-- Direction --
List each line of the data that holds the string "είναι", please.
— START Data entries —
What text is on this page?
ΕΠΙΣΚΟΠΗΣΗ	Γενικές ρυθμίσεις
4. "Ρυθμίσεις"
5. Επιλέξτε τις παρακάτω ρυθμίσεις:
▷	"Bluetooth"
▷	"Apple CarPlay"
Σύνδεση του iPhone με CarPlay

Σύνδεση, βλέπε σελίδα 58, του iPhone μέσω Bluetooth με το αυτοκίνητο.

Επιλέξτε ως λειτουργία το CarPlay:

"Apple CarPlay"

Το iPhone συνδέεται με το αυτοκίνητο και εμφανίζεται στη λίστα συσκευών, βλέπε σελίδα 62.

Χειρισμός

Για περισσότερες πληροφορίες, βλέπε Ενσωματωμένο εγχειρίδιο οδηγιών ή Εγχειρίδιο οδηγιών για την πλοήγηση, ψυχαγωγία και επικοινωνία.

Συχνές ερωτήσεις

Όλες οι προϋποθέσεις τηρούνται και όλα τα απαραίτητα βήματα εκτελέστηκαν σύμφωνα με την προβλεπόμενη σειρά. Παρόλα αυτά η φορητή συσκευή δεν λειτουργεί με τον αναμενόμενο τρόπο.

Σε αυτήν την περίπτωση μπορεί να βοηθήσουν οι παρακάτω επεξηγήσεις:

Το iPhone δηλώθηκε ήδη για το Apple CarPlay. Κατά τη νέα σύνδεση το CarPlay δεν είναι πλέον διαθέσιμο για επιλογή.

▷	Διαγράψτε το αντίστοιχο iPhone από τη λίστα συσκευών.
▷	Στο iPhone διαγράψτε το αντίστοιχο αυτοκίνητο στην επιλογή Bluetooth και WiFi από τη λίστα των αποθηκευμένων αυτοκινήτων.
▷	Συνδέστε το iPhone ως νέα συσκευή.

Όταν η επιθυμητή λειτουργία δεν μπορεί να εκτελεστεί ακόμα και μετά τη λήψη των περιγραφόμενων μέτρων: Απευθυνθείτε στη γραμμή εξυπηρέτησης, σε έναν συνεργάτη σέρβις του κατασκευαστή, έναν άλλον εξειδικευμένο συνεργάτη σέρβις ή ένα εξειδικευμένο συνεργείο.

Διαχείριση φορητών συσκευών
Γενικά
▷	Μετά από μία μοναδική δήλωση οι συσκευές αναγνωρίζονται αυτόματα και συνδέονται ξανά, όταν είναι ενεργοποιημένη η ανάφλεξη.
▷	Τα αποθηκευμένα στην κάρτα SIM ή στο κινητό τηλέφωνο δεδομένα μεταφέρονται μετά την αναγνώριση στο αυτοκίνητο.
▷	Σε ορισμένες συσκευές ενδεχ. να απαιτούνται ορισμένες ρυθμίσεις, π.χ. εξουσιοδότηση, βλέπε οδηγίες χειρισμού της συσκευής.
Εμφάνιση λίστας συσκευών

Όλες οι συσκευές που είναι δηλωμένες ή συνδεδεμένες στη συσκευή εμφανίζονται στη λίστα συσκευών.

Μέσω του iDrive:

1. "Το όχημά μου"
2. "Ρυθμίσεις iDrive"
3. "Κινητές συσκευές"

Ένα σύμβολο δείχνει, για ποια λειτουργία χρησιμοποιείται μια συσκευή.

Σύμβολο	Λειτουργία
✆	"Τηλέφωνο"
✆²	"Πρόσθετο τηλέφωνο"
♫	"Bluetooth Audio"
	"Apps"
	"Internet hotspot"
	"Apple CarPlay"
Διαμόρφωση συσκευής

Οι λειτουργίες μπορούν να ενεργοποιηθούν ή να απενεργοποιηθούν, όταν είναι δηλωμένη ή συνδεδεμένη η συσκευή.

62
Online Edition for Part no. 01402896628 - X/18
— END Data entries —
-- Task output --
Το iPhone δηλώθηκε ήδη για το Apple CarPlay. Κατά τη νέα σύνδεση το CarPlay δεν είναι πλέον διαθέσιμο για επιλογή.
▷	Μετά από μία μοναδική δήλωση οι συσκευές αναγνωρίζονται αυτόματα και συνδέονται ξανά, όταν είναι ενεργοποιημένη η ανάφλεξη.
Όλες οι συσκευές που είναι δηλωμένες ή συνδεδεμένες στη συσκευή εμφανίζονται στη λίστα συσκευών.
Οι λειτουργίες μπορούν να ενεργοποιηθούν ή να απενεργοποιηθούν, όταν είναι δηλωμένη ή συνδεδεμένη η συσκευή.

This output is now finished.